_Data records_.
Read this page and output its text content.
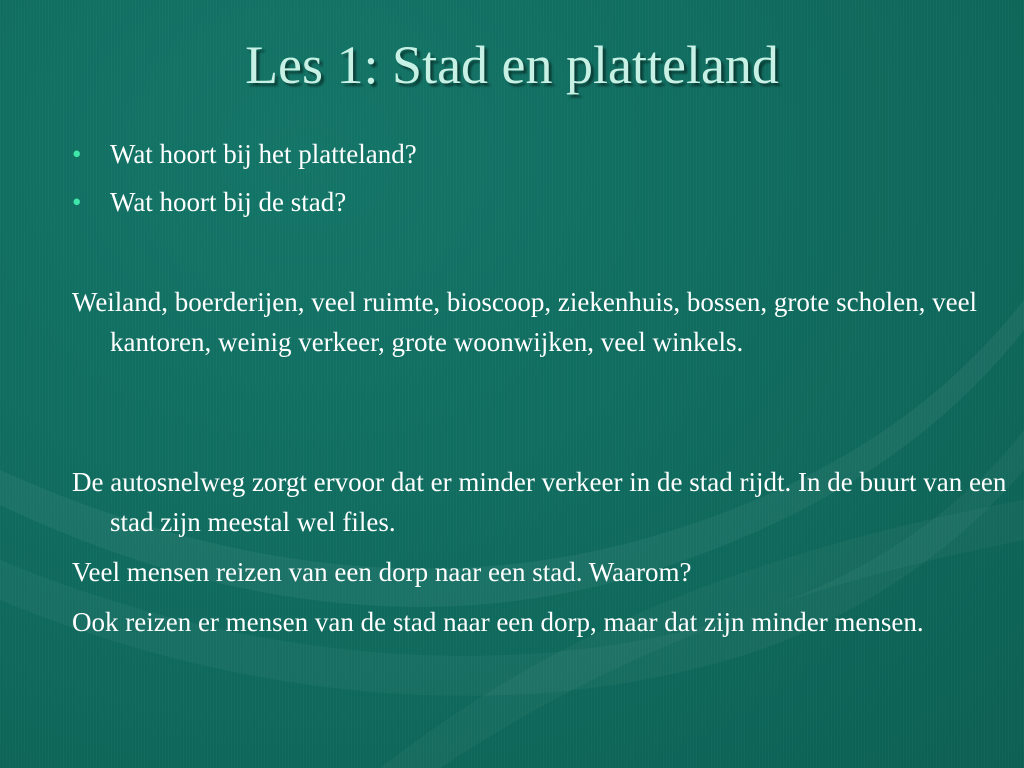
Les 1: Stad en platteland
• Wat hoort bij het platteland?
• Wat hoort bij de stad?

Weiland, boerderijen, veel ruimte, bioscoop, ziekenhuis, bossen, grote scholen, veel kantoren, weinig verkeer, grote woonwijken, veel winkels.

De autosnelweg zorgt ervoor dat er minder verkeer in de stad rijdt. In de buurt van een stad zijn meestal wel files.

Veel mensen reizen van een dorp naar een stad. Waarom?

Ook reizen er mensen van de stad naar een dorp, maar dat zijn minder mensen.
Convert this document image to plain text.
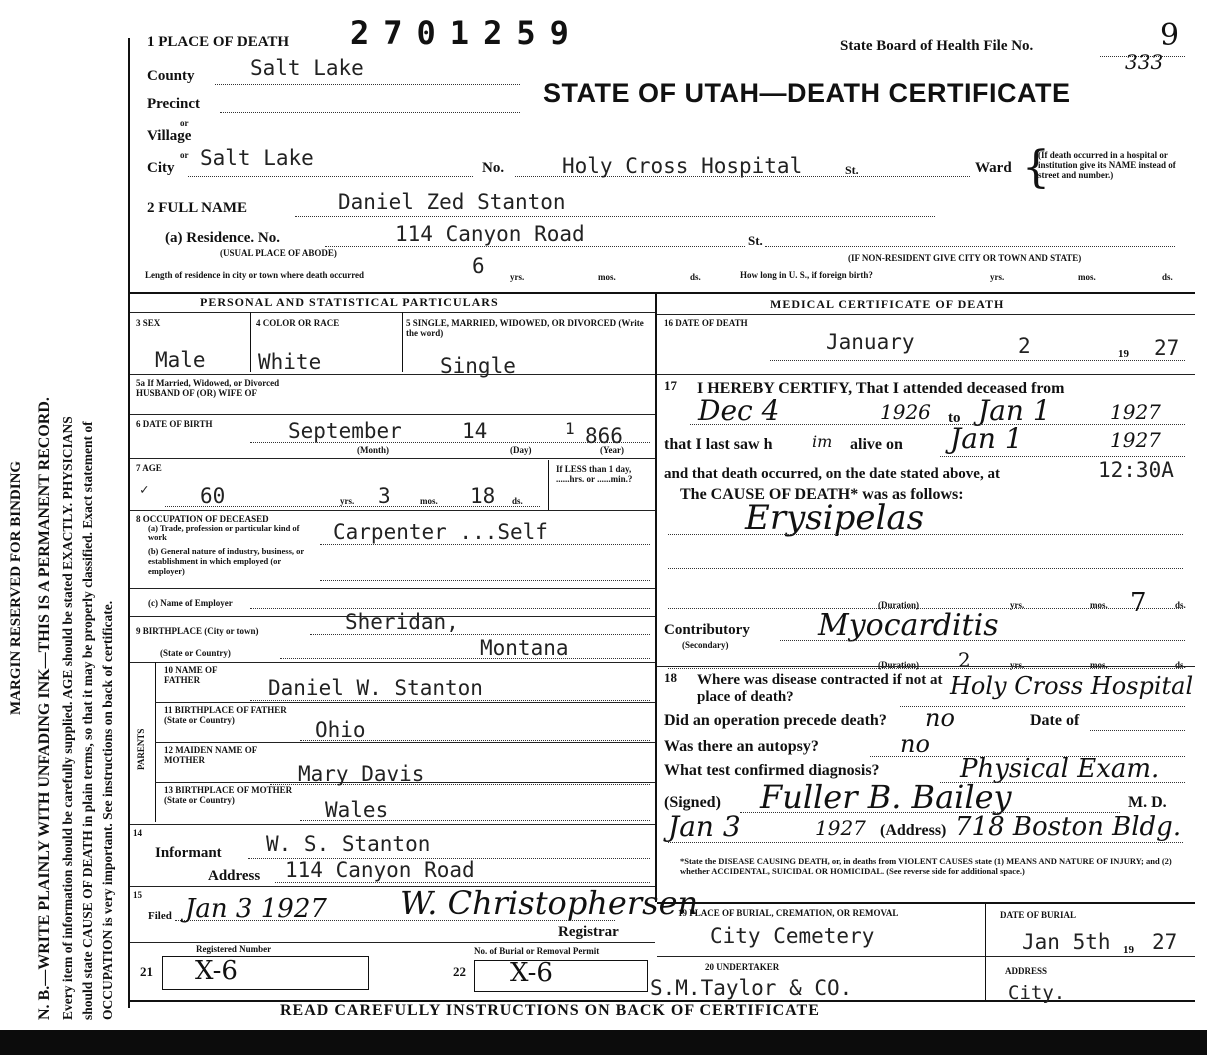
MARGIN RESERVED FOR BINDING N. B.—WRITE PLAINLY WITH UNFADING INK—THIS IS A PERMANENT RECORD. Every item of information should be carefully supplied. AGE should be stated EXACTLY. PHYSICIANS should state CAUSE OF DEATH in plain terms, so that it may be properly classified. Exact statement of OCCUPATION is very important. See instructions on back of certificate.
1 PLACE OF DEATH 2701259	State Board of Health File No.	9
333
STATE OF UTAH—DEATH CERTIFICATE
County	Salt Lake
Precinct
or
Village
or
City Salt Lake	No.	Holy Cross Hospital	St.	Ward {
(If death occurred in a hospital or institution give its NAME instead of street and number.)
2 FULL NAME	Daniel Zed Stanton
(a) Residence. No.
(USUAL PLACE OF ABODE)
114 Canyon Road	St.
(IF NON-RESIDENT GIVE CITY OR TOWN AND STATE)
Length of residence in city or town where death occurred	6	yrs.	mos.	ds.	How long in U. S., if foreign birth?	yrs.	mos.	ds.
PERSONAL AND STATISTICAL PARTICULARS
3 SEX
Male
4 COLOR OR RACE
White
5 SINGLE, MARRIED, WIDOWED, OR DIVORCED (Write the word)
Single
5a If Married, Widowed, or Divorced HUSBAND OF (OR) WIFE OF
6 DATE OF BIRTH	September	14	1 866
(Month)	(Day)	(Year)
7 AGE
✓ 60	yrs. 3	mos. 18 ds.
If LESS than 1 day, ......hrs. or ......min.?
8 OCCUPATION OF DECEASED
(a) Trade, profession or particular kind of work	Carpenter ...Self
(b) General nature of industry, business, or establishment in which employed (or employer)
(c) Name of Employer
9 BIRTHPLACE (City or town)	Sheridan,
(State or Country)	Montana
PARENTS
10 NAME OF FATHER	Daniel W. Stanton
11 BIRTHPLACE OF FATHER (State or Country)	Ohio
12 MAIDEN NAME OF MOTHER
Mary Davis
13 BIRTHPLACE OF MOTHER (State or Country)	Wales
14
Informant W. S. Stanton
Address 114 Canyon Road
15
Filed Jan 3 1927 W. Christophersen
Registrar
Registered Number	No. of Burial or Removal Permit
21 X-6	22 X-6
MEDICAL CERTIFICATE OF DEATH
16 DATE OF DEATH
January	2	19 27
17 I HEREBY CERTIFY, That I attended deceased from
Dec 4	1926 to Jan 1	1927
that I last saw h im alive on Jan 1	1927
and that death occurred, on the date stated above, at	12:30A
The CAUSE OF DEATH* was as follows:
Erysipelas
(Duration)	yrs.	mos. 7	ds.
Contributory
(Secondary)
Myocarditis
(Duration) 2	yrs.	mos.	ds.
18 Where was disease contracted if not at place of death?	Holy Cross Hospital
Did an operation precede death? no	Date of
Was there an autopsy?	no
What test confirmed diagnosis?	Physical Exam.
(Signed) Fuller B. Bailey	M. D.
Jan 3	1927 (Address) 718 Boston Bldg.
*State the DISEASE CAUSING DEATH, or, in deaths from VIOLENT CAUSES state (1) MEANS AND NATURE OF INJURY; and (2) whether ACCIDENTAL, SUICIDAL OR HOMICIDAL. (See reverse side for additional space.)
19 PLACE OF BURIAL, CREMATION, OR REMOVAL
City Cemetery
DATE OF BURIAL
Jan 5th 19 27
20 UNDERTAKER
S.M.Taylor & CO.
ADDRESS
City.
READ CAREFULLY INSTRUCTIONS ON BACK OF CERTIFICATE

_Exercise_. Locate all lines in the listing above with the word "Stanton". Copy them.

_The answer_.
2 FULL NAME	Daniel Zed Stanton
10 NAME OF FATHER	Daniel W. Stanton
Informant W. S. Stanton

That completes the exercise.